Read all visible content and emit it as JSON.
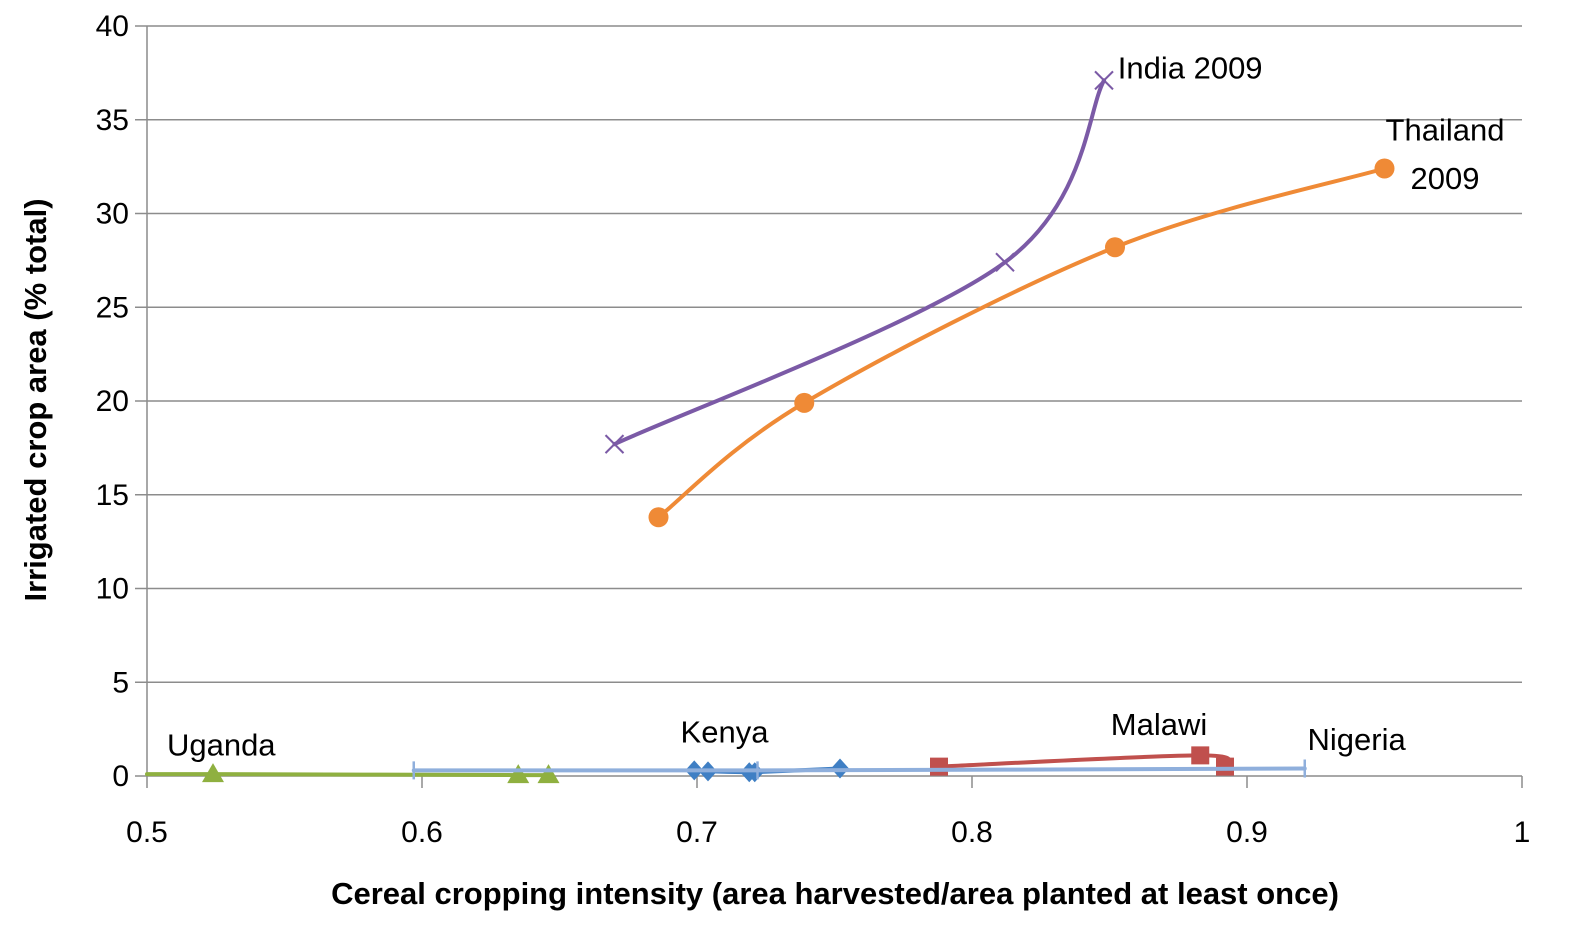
{
  "chart_data": {
    "type": "scatter",
    "title": "",
    "xlabel": "Cereal cropping intensity (area harvested/area planted at least once)",
    "ylabel": "Irrigated crop area (% total)",
    "xlim": [
      0.5,
      1
    ],
    "ylim": [
      0,
      40
    ],
    "x_ticks": [
      "0.5",
      "0.6",
      "0.7",
      "0.8",
      "0.9",
      "1"
    ],
    "y_ticks": [
      "0",
      "5",
      "10",
      "15",
      "20",
      "25",
      "30",
      "35",
      "40"
    ],
    "grid": "horizontal",
    "smooth_lines": true,
    "series": [
      {
        "label": "India 2009",
        "color": "#7b5aa6",
        "marker": "x",
        "points": [
          [
            0.67,
            17.7
          ],
          [
            0.812,
            27.4
          ],
          [
            0.848,
            37.1
          ]
        ]
      },
      {
        "label": "Thailand 2009",
        "color": "#ef8a36",
        "marker": "circle",
        "points": [
          [
            0.686,
            13.8
          ],
          [
            0.739,
            19.9
          ],
          [
            0.852,
            28.2
          ],
          [
            0.95,
            32.4
          ]
        ]
      },
      {
        "label": "Uganda",
        "color": "#8fb040",
        "marker": "triangle",
        "points": [
          [
            0.5,
            0.1
          ],
          [
            0.524,
            0.1
          ],
          [
            0.635,
            0.05
          ],
          [
            0.646,
            0.05
          ]
        ]
      },
      {
        "label": "Kenya",
        "color": "#3f7fc4",
        "marker": "diamond",
        "points": [
          [
            0.699,
            0.3
          ],
          [
            0.704,
            0.25
          ],
          [
            0.719,
            0.2
          ],
          [
            0.721,
            0.2
          ],
          [
            0.752,
            0.4
          ]
        ]
      },
      {
        "label": "Malawi",
        "color": "#c0504d",
        "marker": "square",
        "points": [
          [
            0.788,
            0.5
          ],
          [
            0.883,
            1.1
          ],
          [
            0.892,
            0.5
          ]
        ]
      },
      {
        "label": "Nigeria",
        "color": "#8fafdc",
        "marker": "dash",
        "points": [
          [
            0.597,
            0.3
          ],
          [
            0.722,
            0.3
          ],
          [
            0.921,
            0.4
          ]
        ]
      }
    ],
    "annotations": [
      {
        "text": "India 2009",
        "at": [
          0.853,
          37.2
        ],
        "anchor": "start"
      },
      {
        "text": "Thailand",
        "at": [
          0.972,
          33.9
        ],
        "anchor": "middle"
      },
      {
        "text": "2009",
        "at": [
          0.972,
          31.3
        ],
        "anchor": "middle"
      },
      {
        "text": "Uganda",
        "at": [
          0.527,
          1.1
        ],
        "anchor": "middle"
      },
      {
        "text": "Kenya",
        "at": [
          0.71,
          1.8
        ],
        "anchor": "middle"
      },
      {
        "text": "Malawi",
        "at": [
          0.868,
          2.2
        ],
        "anchor": "middle"
      },
      {
        "text": "Nigeria",
        "at": [
          0.922,
          1.4
        ],
        "anchor": "start"
      }
    ]
  }
}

....

What is asked
Gather each line in the data that holds the string "marker".

Task output
        "marker": "x",
        "marker": "circle",
        "marker": "triangle",
        "marker": "diamond",
        "marker": "square",
        "marker": "dash",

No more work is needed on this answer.